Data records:
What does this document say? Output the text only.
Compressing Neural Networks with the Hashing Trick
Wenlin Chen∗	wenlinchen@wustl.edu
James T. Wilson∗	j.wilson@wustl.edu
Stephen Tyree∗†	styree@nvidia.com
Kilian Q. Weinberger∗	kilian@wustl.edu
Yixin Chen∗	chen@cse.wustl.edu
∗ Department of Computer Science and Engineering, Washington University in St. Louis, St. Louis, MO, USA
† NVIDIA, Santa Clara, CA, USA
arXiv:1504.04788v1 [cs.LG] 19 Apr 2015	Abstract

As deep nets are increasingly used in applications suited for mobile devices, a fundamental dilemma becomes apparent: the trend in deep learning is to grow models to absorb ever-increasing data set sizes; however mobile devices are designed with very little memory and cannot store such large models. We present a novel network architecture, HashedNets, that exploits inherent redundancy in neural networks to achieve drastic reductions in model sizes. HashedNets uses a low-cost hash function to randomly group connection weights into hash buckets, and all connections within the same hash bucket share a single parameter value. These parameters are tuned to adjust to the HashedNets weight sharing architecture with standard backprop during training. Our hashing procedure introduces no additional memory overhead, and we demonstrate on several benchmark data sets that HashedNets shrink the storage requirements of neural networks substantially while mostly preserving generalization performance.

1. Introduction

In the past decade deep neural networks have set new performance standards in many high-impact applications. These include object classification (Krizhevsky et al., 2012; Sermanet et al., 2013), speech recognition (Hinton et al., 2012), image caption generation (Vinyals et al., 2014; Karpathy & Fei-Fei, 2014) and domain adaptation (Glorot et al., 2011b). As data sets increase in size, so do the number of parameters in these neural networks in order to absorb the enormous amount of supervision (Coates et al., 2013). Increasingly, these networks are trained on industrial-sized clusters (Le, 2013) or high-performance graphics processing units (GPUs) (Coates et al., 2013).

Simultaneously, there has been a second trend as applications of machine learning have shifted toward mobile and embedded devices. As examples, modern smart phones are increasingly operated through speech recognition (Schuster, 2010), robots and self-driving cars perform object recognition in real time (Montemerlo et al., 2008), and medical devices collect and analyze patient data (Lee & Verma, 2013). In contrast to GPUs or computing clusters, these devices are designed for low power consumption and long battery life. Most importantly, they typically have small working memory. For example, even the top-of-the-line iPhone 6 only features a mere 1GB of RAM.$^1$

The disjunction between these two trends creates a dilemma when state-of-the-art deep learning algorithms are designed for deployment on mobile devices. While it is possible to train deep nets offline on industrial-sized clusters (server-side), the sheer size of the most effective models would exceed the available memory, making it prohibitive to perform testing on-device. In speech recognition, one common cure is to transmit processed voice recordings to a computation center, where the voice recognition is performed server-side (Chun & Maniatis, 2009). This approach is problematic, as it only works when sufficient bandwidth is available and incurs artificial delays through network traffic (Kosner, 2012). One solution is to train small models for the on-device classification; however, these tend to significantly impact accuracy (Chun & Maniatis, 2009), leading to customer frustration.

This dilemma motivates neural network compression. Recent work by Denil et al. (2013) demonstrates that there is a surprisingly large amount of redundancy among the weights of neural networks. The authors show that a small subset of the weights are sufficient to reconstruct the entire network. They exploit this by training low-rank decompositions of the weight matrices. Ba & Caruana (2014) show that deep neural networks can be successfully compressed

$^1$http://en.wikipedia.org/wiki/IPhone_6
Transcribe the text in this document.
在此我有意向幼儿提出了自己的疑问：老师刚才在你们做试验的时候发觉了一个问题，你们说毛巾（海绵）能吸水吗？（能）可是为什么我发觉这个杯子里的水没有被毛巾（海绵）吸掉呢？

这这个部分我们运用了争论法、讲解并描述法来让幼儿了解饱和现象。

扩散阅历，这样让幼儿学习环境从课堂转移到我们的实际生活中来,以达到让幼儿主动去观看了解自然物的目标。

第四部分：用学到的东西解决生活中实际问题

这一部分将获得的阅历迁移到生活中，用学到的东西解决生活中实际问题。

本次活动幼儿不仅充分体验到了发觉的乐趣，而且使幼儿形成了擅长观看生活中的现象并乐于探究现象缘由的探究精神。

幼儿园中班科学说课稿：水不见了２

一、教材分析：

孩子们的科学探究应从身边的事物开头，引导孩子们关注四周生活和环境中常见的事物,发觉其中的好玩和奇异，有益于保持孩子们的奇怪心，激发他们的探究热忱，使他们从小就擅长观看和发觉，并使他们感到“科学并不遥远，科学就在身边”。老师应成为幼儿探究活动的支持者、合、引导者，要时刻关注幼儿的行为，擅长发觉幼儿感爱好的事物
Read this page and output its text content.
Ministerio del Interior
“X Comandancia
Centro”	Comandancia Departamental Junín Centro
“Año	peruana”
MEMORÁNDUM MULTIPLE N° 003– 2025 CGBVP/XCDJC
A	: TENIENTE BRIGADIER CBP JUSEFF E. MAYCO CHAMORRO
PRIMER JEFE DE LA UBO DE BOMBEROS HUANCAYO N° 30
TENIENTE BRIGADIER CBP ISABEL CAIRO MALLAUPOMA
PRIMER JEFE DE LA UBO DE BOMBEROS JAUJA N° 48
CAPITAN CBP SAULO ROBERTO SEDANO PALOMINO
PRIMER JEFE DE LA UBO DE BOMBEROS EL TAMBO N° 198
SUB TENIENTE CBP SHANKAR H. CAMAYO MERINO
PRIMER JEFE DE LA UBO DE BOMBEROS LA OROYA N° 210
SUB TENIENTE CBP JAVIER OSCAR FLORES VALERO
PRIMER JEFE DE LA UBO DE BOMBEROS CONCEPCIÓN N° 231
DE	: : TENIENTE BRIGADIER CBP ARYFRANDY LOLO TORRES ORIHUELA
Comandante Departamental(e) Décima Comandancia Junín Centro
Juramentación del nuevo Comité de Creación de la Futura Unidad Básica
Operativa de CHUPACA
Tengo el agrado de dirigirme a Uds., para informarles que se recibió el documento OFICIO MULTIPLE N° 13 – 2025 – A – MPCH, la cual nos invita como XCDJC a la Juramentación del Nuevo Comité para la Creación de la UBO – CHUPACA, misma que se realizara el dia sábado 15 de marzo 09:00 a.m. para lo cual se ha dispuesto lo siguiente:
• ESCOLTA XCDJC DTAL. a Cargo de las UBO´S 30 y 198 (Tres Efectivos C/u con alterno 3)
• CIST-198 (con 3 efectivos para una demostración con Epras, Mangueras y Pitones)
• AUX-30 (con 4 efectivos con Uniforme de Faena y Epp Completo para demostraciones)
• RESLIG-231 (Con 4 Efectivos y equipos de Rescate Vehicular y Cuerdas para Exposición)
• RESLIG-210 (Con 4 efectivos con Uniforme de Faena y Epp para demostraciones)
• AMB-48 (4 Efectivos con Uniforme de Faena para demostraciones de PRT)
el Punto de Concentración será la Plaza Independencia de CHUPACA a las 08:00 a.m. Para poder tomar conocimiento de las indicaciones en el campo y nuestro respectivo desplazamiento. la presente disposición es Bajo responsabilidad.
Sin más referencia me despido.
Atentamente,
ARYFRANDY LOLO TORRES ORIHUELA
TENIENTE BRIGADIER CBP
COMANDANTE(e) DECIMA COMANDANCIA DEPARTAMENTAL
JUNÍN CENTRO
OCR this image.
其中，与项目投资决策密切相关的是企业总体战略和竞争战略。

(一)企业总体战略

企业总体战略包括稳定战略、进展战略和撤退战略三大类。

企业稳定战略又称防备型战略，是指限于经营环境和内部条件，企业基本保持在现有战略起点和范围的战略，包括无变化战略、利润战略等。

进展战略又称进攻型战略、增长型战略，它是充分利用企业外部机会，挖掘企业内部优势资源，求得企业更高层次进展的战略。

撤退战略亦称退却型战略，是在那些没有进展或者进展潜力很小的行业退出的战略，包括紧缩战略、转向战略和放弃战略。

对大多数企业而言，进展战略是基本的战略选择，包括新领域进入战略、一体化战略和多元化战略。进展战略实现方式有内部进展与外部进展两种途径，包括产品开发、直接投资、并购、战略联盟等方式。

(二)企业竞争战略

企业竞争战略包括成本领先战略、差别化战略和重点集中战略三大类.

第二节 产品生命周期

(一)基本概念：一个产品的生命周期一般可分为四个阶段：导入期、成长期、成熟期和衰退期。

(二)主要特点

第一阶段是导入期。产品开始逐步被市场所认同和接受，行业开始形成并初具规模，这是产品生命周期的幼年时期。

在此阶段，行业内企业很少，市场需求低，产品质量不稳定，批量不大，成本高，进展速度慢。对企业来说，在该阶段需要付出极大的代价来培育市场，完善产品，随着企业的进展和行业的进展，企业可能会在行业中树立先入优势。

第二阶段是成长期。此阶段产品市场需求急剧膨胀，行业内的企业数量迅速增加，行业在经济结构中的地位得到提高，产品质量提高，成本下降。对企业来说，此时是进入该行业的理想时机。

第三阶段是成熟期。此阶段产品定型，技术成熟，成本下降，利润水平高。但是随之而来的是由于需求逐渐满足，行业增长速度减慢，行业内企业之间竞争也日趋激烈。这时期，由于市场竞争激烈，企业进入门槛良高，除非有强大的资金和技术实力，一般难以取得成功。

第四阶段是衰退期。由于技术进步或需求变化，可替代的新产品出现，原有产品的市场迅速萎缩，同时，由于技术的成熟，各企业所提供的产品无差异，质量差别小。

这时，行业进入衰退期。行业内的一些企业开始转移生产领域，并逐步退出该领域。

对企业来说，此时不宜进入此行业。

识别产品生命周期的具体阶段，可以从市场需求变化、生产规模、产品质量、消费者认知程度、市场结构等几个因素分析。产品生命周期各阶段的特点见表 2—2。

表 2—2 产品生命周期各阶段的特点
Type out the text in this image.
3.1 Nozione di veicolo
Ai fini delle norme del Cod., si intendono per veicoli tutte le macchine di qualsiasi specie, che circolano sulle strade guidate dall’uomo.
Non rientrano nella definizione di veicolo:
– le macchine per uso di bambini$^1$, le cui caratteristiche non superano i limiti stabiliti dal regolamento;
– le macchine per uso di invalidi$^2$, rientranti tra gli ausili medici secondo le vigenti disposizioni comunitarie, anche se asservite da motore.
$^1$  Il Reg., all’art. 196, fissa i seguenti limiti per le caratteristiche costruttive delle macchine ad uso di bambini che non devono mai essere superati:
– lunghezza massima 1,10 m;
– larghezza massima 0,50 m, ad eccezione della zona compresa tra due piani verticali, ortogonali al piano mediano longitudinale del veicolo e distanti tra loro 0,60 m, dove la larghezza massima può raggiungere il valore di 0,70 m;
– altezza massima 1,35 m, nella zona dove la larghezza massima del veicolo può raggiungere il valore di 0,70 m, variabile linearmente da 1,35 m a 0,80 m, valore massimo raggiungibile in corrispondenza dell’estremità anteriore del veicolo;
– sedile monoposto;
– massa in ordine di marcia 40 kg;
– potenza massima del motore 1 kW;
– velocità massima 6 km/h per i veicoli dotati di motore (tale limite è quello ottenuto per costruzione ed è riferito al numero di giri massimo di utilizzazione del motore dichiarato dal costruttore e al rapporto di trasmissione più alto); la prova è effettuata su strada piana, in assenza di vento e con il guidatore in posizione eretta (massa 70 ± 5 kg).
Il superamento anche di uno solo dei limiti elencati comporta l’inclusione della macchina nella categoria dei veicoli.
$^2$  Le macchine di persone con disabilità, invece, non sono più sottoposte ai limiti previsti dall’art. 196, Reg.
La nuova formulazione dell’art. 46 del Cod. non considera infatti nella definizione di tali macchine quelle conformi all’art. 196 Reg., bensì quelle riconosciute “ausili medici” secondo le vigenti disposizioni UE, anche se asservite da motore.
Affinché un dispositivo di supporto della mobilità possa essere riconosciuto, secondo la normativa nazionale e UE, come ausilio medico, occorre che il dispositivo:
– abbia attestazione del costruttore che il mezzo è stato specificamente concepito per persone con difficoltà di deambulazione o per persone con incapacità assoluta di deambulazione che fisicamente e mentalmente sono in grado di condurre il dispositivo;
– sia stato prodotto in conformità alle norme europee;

* [GIVEN REQUEST]: Identify each line holding the string "essere", and copy it out.

* [SOLUTION TO THIS TASK]:
$^1$  Il Reg., all’art. 196, fissa i seguenti limiti per le caratteristiche costruttive delle macchine ad uso di bambini che non devono mai essere superati:
Affinché un dispositivo di supporto della mobilità possa essere riconosciuto, secondo la normativa nazionale e UE, come ausilio medico, occorre che il dispositivo:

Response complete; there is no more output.